_EXERCISE MATERIALS_:
────────

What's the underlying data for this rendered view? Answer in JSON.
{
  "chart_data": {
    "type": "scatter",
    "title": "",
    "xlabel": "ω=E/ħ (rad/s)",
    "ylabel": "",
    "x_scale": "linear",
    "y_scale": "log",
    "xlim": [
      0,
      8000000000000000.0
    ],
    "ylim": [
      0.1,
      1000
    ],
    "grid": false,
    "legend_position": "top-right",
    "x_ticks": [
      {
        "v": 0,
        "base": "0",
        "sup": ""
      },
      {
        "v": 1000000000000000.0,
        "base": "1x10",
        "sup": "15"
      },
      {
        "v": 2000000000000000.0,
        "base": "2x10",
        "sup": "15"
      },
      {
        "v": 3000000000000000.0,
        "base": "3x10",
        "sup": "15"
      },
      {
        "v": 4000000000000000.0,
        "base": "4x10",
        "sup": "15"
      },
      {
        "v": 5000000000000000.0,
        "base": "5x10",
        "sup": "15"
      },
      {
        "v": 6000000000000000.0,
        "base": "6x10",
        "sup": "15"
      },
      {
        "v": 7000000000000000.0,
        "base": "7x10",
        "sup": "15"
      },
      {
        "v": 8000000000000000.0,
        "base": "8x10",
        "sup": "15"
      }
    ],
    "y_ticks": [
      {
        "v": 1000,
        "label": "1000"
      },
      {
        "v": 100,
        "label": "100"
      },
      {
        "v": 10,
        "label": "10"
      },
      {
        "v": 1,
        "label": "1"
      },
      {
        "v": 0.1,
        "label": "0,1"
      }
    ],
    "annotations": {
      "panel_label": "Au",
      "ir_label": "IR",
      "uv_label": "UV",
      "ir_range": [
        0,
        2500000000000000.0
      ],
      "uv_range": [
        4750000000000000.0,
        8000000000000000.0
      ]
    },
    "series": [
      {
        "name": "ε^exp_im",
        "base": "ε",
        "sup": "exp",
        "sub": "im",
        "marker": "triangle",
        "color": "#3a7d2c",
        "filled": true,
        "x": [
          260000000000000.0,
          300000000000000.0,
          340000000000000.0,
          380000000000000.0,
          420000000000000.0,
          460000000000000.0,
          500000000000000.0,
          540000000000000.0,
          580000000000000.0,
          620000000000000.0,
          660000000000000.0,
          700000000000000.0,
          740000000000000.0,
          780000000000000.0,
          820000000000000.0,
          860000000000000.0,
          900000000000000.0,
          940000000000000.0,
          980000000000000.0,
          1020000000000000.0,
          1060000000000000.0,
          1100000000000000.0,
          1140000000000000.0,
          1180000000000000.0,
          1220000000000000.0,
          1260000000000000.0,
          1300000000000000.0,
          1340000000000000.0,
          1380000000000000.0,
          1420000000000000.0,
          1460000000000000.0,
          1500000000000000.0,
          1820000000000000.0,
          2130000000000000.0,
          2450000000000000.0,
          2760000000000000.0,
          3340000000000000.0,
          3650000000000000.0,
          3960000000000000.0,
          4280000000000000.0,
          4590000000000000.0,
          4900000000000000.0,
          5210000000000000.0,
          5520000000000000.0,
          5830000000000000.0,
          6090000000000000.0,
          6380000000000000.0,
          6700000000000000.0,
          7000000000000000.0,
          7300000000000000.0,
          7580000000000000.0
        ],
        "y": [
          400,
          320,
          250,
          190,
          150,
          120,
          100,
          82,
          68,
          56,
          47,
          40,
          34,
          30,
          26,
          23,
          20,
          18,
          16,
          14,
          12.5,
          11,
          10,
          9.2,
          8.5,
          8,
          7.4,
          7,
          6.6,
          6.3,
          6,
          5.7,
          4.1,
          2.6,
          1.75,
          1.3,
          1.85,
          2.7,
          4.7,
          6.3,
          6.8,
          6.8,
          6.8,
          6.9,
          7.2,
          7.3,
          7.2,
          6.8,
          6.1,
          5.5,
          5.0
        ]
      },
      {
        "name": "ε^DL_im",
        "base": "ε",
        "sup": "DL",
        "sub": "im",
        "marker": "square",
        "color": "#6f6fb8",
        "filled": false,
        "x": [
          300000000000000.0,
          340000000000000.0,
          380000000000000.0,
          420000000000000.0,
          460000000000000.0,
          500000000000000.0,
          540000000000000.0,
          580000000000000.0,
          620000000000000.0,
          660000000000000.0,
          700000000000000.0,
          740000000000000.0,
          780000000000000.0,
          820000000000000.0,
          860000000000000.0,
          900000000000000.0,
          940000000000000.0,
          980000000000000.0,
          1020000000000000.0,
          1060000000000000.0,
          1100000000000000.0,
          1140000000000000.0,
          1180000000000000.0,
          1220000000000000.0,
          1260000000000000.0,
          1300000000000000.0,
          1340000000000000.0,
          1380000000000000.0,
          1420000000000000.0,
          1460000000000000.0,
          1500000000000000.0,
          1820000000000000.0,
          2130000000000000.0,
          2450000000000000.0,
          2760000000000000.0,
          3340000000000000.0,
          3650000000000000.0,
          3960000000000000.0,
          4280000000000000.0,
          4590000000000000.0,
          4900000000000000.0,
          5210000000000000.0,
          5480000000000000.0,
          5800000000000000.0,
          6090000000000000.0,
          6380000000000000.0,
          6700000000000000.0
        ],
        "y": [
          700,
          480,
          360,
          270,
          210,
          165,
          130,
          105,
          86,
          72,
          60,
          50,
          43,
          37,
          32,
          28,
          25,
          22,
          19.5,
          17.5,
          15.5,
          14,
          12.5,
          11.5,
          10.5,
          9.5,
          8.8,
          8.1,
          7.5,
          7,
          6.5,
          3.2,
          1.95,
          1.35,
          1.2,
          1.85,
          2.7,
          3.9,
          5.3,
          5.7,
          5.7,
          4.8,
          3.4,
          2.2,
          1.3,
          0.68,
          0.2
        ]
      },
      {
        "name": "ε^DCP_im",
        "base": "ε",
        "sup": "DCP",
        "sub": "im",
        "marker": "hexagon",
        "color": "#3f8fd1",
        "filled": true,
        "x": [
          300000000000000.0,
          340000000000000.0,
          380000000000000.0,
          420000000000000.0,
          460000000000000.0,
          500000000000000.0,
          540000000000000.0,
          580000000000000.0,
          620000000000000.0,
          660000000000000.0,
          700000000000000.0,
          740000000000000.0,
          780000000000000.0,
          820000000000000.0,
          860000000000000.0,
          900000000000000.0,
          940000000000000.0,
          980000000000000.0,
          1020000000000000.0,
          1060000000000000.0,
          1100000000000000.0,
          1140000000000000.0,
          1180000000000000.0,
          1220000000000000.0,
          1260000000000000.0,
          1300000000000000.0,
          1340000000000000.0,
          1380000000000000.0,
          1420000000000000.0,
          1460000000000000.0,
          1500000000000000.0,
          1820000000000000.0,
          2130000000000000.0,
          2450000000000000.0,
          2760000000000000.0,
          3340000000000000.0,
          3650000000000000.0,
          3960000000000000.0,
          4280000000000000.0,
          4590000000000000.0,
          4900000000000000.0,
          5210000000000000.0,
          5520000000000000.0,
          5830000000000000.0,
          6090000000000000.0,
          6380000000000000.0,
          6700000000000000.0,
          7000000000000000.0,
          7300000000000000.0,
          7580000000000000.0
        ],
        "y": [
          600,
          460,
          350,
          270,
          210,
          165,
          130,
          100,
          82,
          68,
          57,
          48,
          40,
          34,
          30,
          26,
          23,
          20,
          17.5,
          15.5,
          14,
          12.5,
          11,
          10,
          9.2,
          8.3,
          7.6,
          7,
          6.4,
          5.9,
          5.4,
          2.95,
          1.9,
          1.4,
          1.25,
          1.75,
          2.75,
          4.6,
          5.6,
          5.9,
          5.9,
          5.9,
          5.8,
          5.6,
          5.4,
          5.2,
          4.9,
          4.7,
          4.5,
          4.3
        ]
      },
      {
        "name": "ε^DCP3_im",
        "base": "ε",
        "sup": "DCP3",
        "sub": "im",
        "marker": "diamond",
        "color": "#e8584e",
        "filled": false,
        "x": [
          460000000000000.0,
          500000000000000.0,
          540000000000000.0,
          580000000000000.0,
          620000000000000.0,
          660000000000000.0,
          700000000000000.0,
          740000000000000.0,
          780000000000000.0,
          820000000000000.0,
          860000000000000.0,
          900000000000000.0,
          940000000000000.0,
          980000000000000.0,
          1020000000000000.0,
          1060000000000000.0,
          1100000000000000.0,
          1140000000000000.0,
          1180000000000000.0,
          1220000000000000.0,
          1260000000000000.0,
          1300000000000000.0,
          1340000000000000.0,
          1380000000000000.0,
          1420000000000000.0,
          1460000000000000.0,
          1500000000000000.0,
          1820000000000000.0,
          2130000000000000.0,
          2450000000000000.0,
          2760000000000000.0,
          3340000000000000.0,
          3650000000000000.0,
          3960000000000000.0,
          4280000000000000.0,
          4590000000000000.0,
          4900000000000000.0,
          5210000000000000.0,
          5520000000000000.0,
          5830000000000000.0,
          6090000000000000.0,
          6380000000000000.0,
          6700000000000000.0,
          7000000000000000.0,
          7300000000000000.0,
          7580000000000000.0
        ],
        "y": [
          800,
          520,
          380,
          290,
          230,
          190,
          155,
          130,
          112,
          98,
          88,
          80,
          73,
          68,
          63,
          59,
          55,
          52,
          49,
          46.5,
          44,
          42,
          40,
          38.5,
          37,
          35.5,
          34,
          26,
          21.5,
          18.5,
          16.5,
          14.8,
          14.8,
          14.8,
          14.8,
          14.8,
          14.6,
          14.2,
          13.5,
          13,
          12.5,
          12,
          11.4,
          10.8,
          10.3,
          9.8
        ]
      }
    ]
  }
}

────────

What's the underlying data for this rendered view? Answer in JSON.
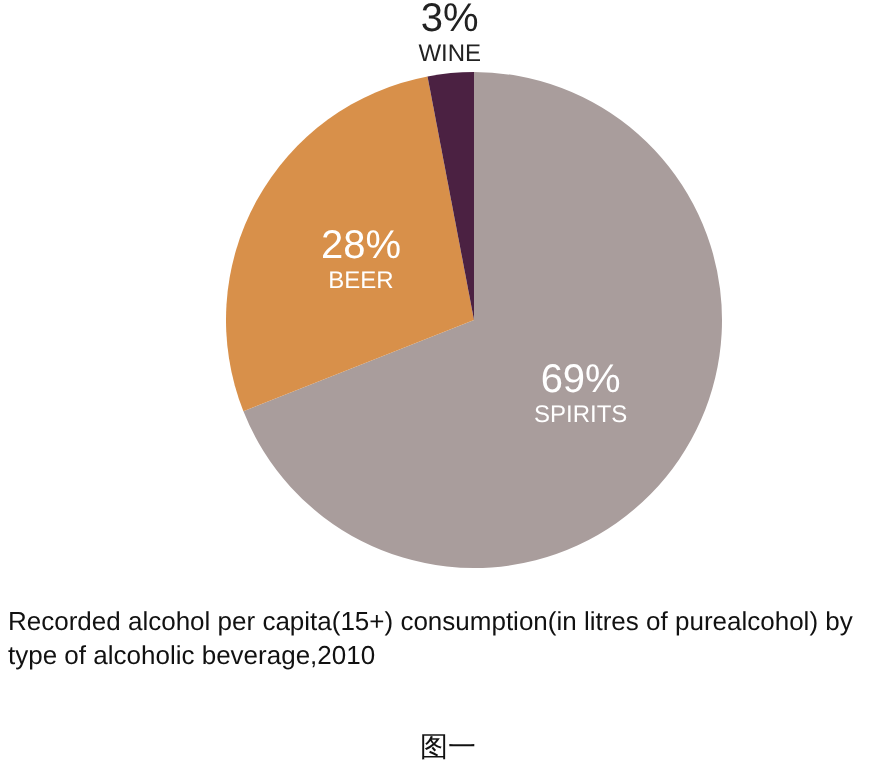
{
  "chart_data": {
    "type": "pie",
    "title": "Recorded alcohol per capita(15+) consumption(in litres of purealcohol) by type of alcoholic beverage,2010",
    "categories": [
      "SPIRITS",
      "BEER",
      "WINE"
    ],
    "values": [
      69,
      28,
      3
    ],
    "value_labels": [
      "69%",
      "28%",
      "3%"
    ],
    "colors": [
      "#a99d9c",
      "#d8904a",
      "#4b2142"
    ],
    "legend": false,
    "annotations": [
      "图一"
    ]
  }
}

────────

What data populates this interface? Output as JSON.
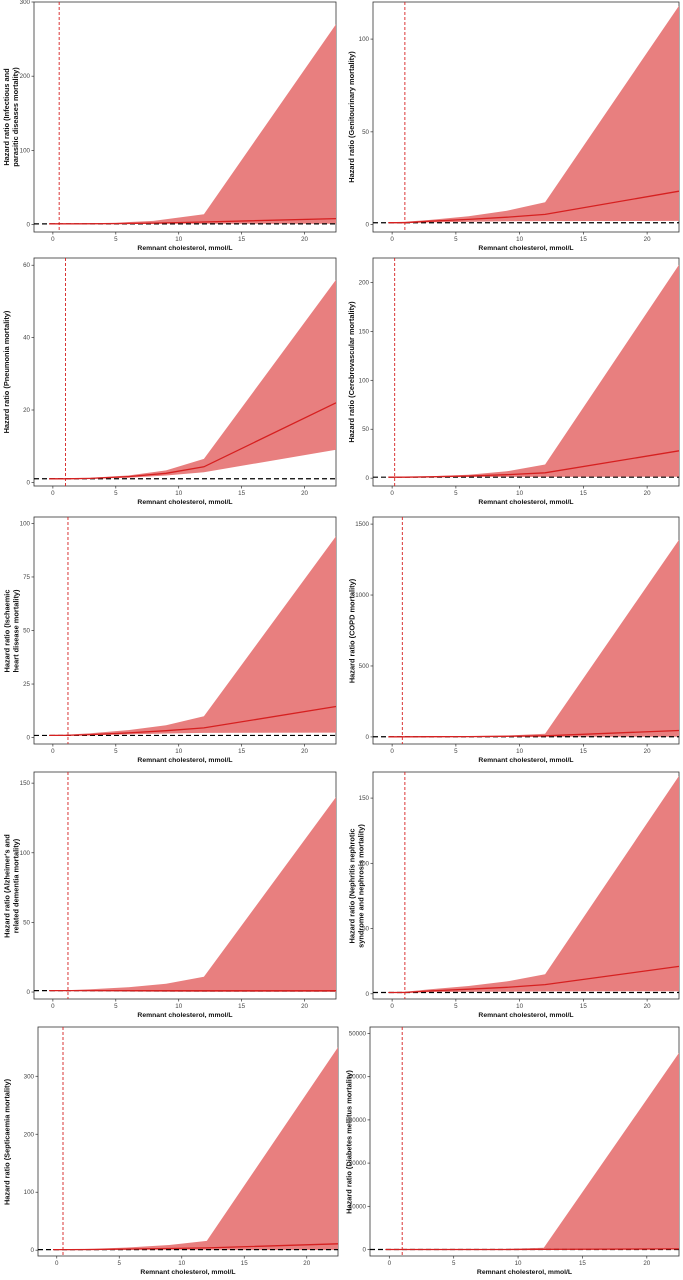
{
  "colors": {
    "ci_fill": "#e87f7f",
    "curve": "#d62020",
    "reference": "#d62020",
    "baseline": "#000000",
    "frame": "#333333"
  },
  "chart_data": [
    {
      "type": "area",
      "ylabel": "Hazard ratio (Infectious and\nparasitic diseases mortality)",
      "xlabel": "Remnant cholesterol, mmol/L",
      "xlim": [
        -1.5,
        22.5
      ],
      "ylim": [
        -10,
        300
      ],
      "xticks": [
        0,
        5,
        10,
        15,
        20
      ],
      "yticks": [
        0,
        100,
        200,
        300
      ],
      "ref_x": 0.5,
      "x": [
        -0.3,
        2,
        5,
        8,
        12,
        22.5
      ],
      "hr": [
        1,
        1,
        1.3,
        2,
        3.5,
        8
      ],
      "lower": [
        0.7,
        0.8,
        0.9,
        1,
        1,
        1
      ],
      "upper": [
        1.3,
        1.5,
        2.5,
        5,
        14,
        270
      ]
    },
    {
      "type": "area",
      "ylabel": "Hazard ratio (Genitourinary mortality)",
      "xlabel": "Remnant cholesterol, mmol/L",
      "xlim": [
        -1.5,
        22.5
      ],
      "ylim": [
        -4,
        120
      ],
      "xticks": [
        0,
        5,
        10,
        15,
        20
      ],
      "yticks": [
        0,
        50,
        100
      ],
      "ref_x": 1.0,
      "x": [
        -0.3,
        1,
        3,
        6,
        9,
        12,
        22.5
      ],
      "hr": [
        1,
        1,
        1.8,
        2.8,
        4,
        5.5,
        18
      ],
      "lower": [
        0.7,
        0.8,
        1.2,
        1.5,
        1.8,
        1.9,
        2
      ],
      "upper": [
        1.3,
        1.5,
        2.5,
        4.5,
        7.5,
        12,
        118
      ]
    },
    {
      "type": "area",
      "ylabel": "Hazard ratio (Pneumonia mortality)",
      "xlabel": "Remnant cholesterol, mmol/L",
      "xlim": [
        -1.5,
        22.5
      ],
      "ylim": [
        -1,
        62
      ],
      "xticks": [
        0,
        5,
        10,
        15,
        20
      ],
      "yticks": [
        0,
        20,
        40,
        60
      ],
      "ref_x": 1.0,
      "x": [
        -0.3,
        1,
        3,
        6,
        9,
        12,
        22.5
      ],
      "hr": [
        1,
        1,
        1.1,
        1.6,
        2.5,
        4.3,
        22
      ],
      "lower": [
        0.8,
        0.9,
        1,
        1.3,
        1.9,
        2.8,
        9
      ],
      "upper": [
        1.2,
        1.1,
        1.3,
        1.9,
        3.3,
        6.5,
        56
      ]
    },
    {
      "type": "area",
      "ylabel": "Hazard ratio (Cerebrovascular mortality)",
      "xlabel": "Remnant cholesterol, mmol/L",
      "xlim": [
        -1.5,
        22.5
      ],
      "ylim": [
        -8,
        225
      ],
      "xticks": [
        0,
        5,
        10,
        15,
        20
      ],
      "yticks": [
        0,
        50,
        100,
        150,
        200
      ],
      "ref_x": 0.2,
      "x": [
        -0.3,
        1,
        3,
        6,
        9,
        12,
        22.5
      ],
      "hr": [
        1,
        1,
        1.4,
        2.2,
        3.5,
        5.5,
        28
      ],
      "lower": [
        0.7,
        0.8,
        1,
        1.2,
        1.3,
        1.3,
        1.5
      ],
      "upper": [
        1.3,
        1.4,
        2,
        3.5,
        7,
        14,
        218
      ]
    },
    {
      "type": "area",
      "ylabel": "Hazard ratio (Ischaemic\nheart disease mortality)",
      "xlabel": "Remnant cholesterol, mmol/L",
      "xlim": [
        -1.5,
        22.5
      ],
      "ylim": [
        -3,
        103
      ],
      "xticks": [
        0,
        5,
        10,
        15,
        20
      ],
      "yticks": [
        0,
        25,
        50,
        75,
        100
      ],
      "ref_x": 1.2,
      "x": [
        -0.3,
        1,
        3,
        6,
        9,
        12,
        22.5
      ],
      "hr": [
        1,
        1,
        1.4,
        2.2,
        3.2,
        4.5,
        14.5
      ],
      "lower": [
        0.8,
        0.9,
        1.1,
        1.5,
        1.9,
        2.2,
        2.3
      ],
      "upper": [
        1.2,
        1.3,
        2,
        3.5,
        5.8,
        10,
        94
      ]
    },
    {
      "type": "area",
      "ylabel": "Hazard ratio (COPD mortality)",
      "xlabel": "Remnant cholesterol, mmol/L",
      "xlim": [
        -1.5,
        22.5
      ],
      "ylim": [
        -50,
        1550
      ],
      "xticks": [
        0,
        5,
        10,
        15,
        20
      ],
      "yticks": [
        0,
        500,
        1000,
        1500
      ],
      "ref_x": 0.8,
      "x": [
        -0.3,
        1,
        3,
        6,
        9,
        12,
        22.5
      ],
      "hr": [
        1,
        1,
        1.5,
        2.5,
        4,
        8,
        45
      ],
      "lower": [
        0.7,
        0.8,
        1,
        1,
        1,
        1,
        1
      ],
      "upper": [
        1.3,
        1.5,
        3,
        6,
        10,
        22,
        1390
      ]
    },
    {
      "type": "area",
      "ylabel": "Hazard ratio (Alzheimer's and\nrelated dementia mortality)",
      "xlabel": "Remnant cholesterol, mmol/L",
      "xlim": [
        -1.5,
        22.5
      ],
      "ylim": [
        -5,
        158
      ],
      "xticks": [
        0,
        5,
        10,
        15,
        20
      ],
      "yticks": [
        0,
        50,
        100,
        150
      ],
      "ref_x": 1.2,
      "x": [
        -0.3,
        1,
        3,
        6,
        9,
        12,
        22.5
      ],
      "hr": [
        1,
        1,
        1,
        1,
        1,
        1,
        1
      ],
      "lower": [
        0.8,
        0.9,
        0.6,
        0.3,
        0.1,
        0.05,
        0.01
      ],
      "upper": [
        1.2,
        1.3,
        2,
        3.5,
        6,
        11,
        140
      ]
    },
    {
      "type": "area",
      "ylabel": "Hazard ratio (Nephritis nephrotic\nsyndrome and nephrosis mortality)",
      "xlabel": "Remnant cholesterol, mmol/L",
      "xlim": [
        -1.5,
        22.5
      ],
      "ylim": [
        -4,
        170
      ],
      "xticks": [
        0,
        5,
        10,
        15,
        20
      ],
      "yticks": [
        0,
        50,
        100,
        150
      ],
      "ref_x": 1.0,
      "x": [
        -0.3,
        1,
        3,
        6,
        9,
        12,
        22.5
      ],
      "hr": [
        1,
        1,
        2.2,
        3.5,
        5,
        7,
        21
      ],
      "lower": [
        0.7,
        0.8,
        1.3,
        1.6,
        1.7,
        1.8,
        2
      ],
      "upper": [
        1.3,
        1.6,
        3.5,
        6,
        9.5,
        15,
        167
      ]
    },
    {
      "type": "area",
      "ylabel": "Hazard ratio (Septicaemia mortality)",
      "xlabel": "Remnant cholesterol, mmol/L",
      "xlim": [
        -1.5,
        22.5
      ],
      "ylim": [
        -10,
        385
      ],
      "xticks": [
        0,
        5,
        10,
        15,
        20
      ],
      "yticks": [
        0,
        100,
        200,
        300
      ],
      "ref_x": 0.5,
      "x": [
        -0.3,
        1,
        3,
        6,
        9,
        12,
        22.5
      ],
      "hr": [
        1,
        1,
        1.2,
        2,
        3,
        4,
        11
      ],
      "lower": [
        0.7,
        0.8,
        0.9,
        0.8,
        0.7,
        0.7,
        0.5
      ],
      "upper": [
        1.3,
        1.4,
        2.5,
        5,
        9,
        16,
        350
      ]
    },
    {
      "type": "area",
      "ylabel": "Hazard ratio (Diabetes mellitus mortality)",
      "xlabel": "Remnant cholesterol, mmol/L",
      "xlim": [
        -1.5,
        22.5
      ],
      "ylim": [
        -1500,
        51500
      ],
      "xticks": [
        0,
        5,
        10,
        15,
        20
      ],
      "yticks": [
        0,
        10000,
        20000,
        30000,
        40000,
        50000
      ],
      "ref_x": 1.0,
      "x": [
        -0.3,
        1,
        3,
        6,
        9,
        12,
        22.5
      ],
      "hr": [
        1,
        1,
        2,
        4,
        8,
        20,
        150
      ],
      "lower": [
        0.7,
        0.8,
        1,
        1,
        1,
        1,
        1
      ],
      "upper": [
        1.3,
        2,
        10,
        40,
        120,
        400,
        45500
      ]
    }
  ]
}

────────

Copy each line of the records that contains the word "name".

_REPLY_:
        "name": "ε^exp_im",
        "name": "ε^DL_im",
        "name": "ε^DCP_im",
        "name": "ε^DCP3_im",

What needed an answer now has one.